## Given records
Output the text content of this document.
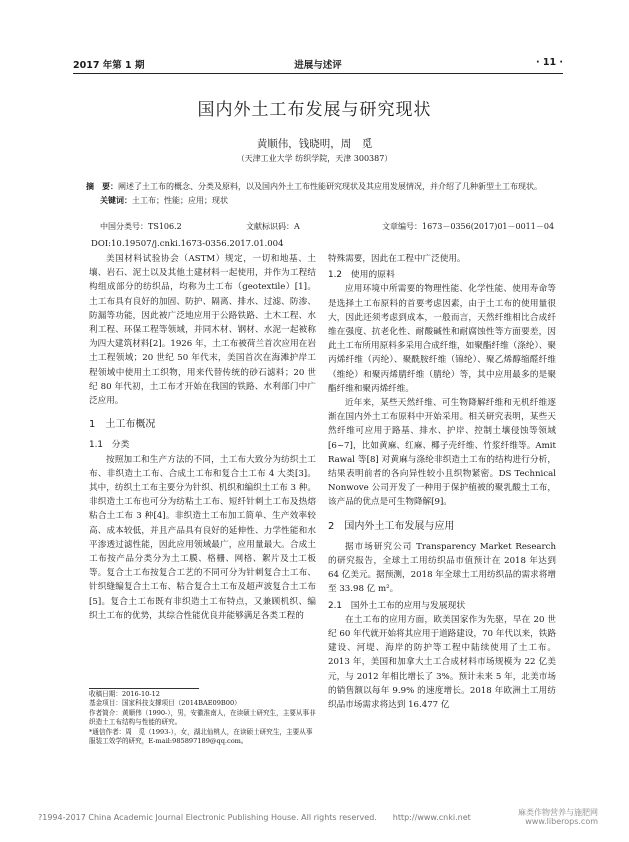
2017 年第 1 期	进展与述评	· 11 ·
国内外土工布发展与研究现状
黄顺伟，钱晓明，周　觅
（天津工业大学 纺织学院，天津 300387）
摘　要：阐述了土工布的概念、分类及原料，以及国内外土工布性能研究现状及其应用发展情况，并介绍了几种新型土工布现状。
关键词：土工布；性能；应用；现状
中国分类号：TS106.2	文献标识码：A	文章编号：1673－0356(2017)01－0011－04
DOI:10.19507/j.cnki.1673-0356.2017.01.004

美国材料试验协会（ASTM）规定，一切和地基、土壤、岩石、泥土以及其他土建材料一起使用，并作为工程结构组成部分的纺织品，均称为土工布（geotextile）[1]。土工布具有良好的加固、防护、隔离、排水、过滤、防渗、防漏等功能，因此被广泛地应用于公路铁路、土木工程、水利工程、环保工程等领域，并同木材、钢材、水泥一起被称为四大建筑材料[2]。1926 年，土工布被荷兰首次应用在岩土工程领域；20 世纪 50 年代末，美国首次在海滩护岸工程领域中使用土工织物，用来代替传统的砂石滤料；20 世纪 80 年代初，土工布才开始在我国的铁路、水利部门中广泛应用。

1　土工布概况
1.1　分类

按照加工和生产方法的不同，土工布大致分为纺织土工布、非织造土工布、合成土工布和复合土工布 4 大类[3]。其中，纺织土工布主要分为针织、机织和编织土工布 3 种。非织造土工布也可分为纺粘土工布、短纤针刺土工布及热熔粘合土工布 3 种[4]。非织造土工布加工简单、生产效率较高、成本较低，并且产品具有良好的延伸性、力学性能和水平渗透过滤性能，因此应用领域最广，应用量最大。合成土工布按产品分类分为土工膜、格栅、网格、絮片及土工板等。复合土工布按复合工艺的不同可分为针刺复合土工布、针织缝编复合土工布、粘合复合土工布及超声波复合土工布[5]。复合土工布既有非织造土工布特点，又兼顾机织、编织土工布的优势，其综合性能优良并能够满足各类工程的

特殊需要，因此在工程中广泛使用。

1.2　使用的原料

应用环境中所需要的物理性能、化学性能、使用寿命等是选择土工布原料的首要考虑因素，由于土工布的使用量很大，因此还须考虑到成本，一般而言，天然纤维相比合成纤维在强度、抗老化性、耐酸碱性和耐腐蚀性等方面要差，因此土工布所用原料多采用合成纤维，如聚酯纤维（涤纶）、聚丙烯纤维（丙纶）、聚酰胺纤维（锦纶）、聚乙烯醇缩醛纤维（维纶）和聚丙烯腈纤维（腈纶）等，其中应用最多的是聚酯纤维和聚丙烯纤维。

近年来，某些天然纤维、可生物降解纤维和无机纤维逐渐在国内外土工布原料中开始采用。相关研究表明，某些天然纤维可应用于路基、排水、护岸、控制土壤侵蚀等领域[6~7]，比如黄麻、红麻、椰子壳纤维、竹浆纤维等。Amit Rawal 等[8] 对黄麻与涤纶非织造土工布的结构进行分析，结果表明前者的各向异性较小且织物紧密。DS Technical Nonwove 公司开发了一种用于保护植被的聚乳酸土工布，该产品的优点是可生物降解[9]。

2　国内外土工布发展与应用

据市场研究公司 Transparency Market Research 的研究报告，全球土工用纺织品市值预计在 2018 年达到 64 亿美元。据预测，2018 年全球土工用纺织品的需求将增至 33.98 亿 m²。

2.1　国外土工布的应用与发展现状

在土工布的应用方面，欧美国家作为先驱，早在 20 世纪 60 年代就开始将其应用于道路建设，70 年代以来，铁路建设、河堤、海岸的防护等工程中陆续使用了土工布。2013 年，美国和加拿大土工合成材料市场规模为 22 亿美元，与 2012 年相比增长了 3%。预计未来 5 年，北美市场的销售额以每年 9.9% 的速度增长。2018 年欧洲土工用纺织品市场需求将达到 16.477 亿

收稿日期：2016-10-12
基金项目：国家科技支撑项目（2014BAE09B00）
作者简介：黄顺伟（1990-），男，安徽淮南人，在读硕士研究生，主要从事非织造土工布结构与性能的研究。
*通信作者：周　觅（1993-），女，湖北仙桃人，在读硕士研究生，主要从事服装工效学的研究，E-mail:985897189@qq.com。
?1994-2017 China Academic Journal Electronic Publishing House. All rights reserved.　　http://www.cnki.net
麻类作物营养与施肥网
www.liberops.com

## Problem
All the material shown above is to be copied exactly, with no pictures carried over.

## Written response
Output the text content of this document.
2017 年第 1 期	进展与述评	· 11 ·
国内外土工布发展与研究现状
黄顺伟，钱晓明，周　觅
（天津工业大学 纺织学院，天津 300387）
摘　要：阐述了土工布的概念、分类及原料，以及国内外土工布性能研究现状及其应用发展情况，并介绍了几种新型土工布现状。
关键词：土工布；性能；应用；现状
中国分类号：TS106.2	文献标识码：A	文章编号：1673－0356(2017)01－0011－04
DOI:10.19507/j.cnki.1673-0356.2017.01.004

美国材料试验协会（ASTM）规定，一切和地基、土壤、岩石、泥土以及其他土建材料一起使用，并作为工程结构组成部分的纺织品，均称为土工布（geotextile）[1]。土工布具有良好的加固、防护、隔离、排水、过滤、防渗、防漏等功能，因此被广泛地应用于公路铁路、土木工程、水利工程、环保工程等领域，并同木材、钢材、水泥一起被称为四大建筑材料[2]。1926 年，土工布被荷兰首次应用在岩土工程领域；20 世纪 50 年代末，美国首次在海滩护岸工程领域中使用土工织物，用来代替传统的砂石滤料；20 世纪 80 年代初，土工布才开始在我国的铁路、水利部门中广泛应用。

1　土工布概况
1.1　分类

按照加工和生产方法的不同，土工布大致分为纺织土工布、非织造土工布、合成土工布和复合土工布 4 大类[3]。其中，纺织土工布主要分为针织、机织和编织土工布 3 种。非织造土工布也可分为纺粘土工布、短纤针刺土工布及热熔粘合土工布 3 种[4]。非织造土工布加工简单、生产效率较高、成本较低，并且产品具有良好的延伸性、力学性能和水平渗透过滤性能，因此应用领域最广，应用量最大。合成土工布按产品分类分为土工膜、格栅、网格、絮片及土工板等。复合土工布按复合工艺的不同可分为针刺复合土工布、针织缝编复合土工布、粘合复合土工布及超声波复合土工布[5]。复合土工布既有非织造土工布特点，又兼顾机织、编织土工布的优势，其综合性能优良并能够满足各类工程的

特殊需要，因此在工程中广泛使用。

1.2　使用的原料

应用环境中所需要的物理性能、化学性能、使用寿命等是选择土工布原料的首要考虑因素，由于土工布的使用量很大，因此还须考虑到成本，一般而言，天然纤维相比合成纤维在强度、抗老化性、耐酸碱性和耐腐蚀性等方面要差，因此土工布所用原料多采用合成纤维，如聚酯纤维（涤纶）、聚丙烯纤维（丙纶）、聚酰胺纤维（锦纶）、聚乙烯醇缩醛纤维（维纶）和聚丙烯腈纤维（腈纶）等，其中应用最多的是聚酯纤维和聚丙烯纤维。

近年来，某些天然纤维、可生物降解纤维和无机纤维逐渐在国内外土工布原料中开始采用。相关研究表明，某些天然纤维可应用于路基、排水、护岸、控制土壤侵蚀等领域[6~7]，比如黄麻、红麻、椰子壳纤维、竹浆纤维等。Amit Rawal 等[8] 对黄麻与涤纶非织造土工布的结构进行分析，结果表明前者的各向异性较小且织物紧密。DS Technical Nonwove 公司开发了一种用于保护植被的聚乳酸土工布，该产品的优点是可生物降解[9]。

2　国内外土工布发展与应用

据市场研究公司 Transparency Market Research 的研究报告，全球土工用纺织品市值预计在 2018 年达到 64 亿美元。据预测，2018 年全球土工用纺织品的需求将增至 33.98 亿 m²。

2.1　国外土工布的应用与发展现状

在土工布的应用方面，欧美国家作为先驱，早在 20 世纪 60 年代就开始将其应用于道路建设，70 年代以来，铁路建设、河堤、海岸的防护等工程中陆续使用了土工布。2013 年，美国和加拿大土工合成材料市场规模为 22 亿美元，与 2012 年相比增长了 3%。预计未来 5 年，北美市场的销售额以每年 9.9% 的速度增长。2018 年欧洲土工用纺织品市场需求将达到 16.477 亿

收稿日期：2016-10-12
基金项目：国家科技支撑项目（2014BAE09B00）
作者简介：黄顺伟（1990-），男，安徽淮南人，在读硕士研究生，主要从事非织造土工布结构与性能的研究。
*通信作者：周　觅（1993-），女，湖北仙桃人，在读硕士研究生，主要从事服装工效学的研究，E-mail:985897189@qq.com。
?1994-2017 China Academic Journal Electronic Publishing House. All rights reserved.　　http://www.cnki.net
麻类作物营养与施肥网
www.liberops.com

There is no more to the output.